AUFGABE 1.
Was war laut dem Textauszug der gemeinsame Nenner von Gauck und Steinmeier?
AUFGABE 2.
Stimmen die folgenden Aussagen mit dem Textauszug überein? Antworten Sie jeweils mit Ja oder Nein und zitieren Sie wörtlich die Worte, die den Ausschlag geben.
(a) Gauck und Steinmeier äußerten sich auf der Münchner Sicherheitskonferenz weitgehend gleich.
(b) Die Bundesregierung hatte erkennbar ein Problem mit Gaucks Auftritt auf der Sicherheitskonferenz.
(c) Der Bundespräsident hat seine Ausführungen zur Militärpolitik in den letzten vier Monaten weiter ergänzt.

Dabei sagten Gauck und Steinmeier – jedenfalls vier Monate vorher, auf der Münchner Sicherheitskonferenz - so ziemlich das Gleiche. Gemeinsamer Nenner: Militäreinsätze ja, aber nur als "letztes" außenpolitisches Mittel.

Und man hatte nicht den Eindruck, die Bundesregierung hätte mit dem Auftritt Gaucks auf der Sicherheitskonferenz ein Problem gehabt.

Vielleicht aber war Gaucks Meinungsäußerung im Juni sogar in den Augen mancher Befürworter einer stärker militarisierten Außenpolitik ein bisschen too much – die dankenswerte Rede in München hätte es alleine ja auch getan. Für eine solche Einschätzung spräche auch, dass der Bundespräsident seinen Ausführungen zur Militärpolitik seit über vier Monate nichts mehr hinzugefügt hat.

Nun erforscht er die Möglichkeiten und Grenzen der Freiheit des Bundespräsidenten (Bundesverfassungsgericht) auf einem neuen Gebiet: Wie tagespolitisch und wie parteiisch darf er sich als Amtsinhaber äußern?

Antwort: sehr frei. Die Wette ist vielleicht erlaubt, dass Gauck die rechtlichen Grenzen seiner Meinungsfreiheit, wenn er sie weiter austesten möchte, noch längst nicht erreicht hat. Seine Bekundung seelischer Bauchschmerzen angesichts der sich abzeichnenden rot-rot-grünen Regierungsbildung in Thüringen würde einer verfassungsrechtlichen Prüfung mit großer Wahrscheinlichkeit standhalten.

MATERIAL.
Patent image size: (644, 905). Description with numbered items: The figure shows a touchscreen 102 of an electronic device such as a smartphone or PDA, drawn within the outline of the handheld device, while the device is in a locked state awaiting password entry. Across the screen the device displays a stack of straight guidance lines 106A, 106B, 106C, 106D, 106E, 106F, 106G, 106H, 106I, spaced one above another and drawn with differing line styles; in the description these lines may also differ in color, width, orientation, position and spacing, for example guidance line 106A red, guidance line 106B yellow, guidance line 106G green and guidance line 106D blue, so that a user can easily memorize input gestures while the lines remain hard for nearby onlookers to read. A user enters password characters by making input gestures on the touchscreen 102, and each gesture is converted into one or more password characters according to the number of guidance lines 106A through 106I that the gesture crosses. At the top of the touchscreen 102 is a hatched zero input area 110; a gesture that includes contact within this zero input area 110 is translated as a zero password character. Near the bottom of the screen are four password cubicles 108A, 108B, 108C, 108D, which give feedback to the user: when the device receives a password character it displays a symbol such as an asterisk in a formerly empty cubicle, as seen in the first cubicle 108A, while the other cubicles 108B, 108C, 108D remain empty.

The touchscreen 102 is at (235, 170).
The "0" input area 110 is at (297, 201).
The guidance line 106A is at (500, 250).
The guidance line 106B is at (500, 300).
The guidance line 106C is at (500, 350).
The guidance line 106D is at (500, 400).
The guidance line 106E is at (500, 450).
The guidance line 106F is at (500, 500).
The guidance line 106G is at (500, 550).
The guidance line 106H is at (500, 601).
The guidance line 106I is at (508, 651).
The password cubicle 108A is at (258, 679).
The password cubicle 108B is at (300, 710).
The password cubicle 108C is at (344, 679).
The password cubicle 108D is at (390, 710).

VOLLSTÄNDIGE ANTWORT 1.
Militäreinsätze ja, aber nur als "letztes" außenpolitisches Mittel.

VOLLSTÄNDIGE ANTWORT 2.
(a) Ja: „auf der Münchner Sicherheitskonferenz - so ziemlich das Gleiche“
(b) Nein: „Und man hatte nicht den Eindruck, die Bundesregierung hätte mit dem Auftritt Gaucks auf der Sicherheitskonferenz ein Problem gehabt.“
(c) Nein: „dass der Bundespräsident seinen Ausführungen zur Militärpolitik seit über vier Monate nichts mehr hinzugefügt hat“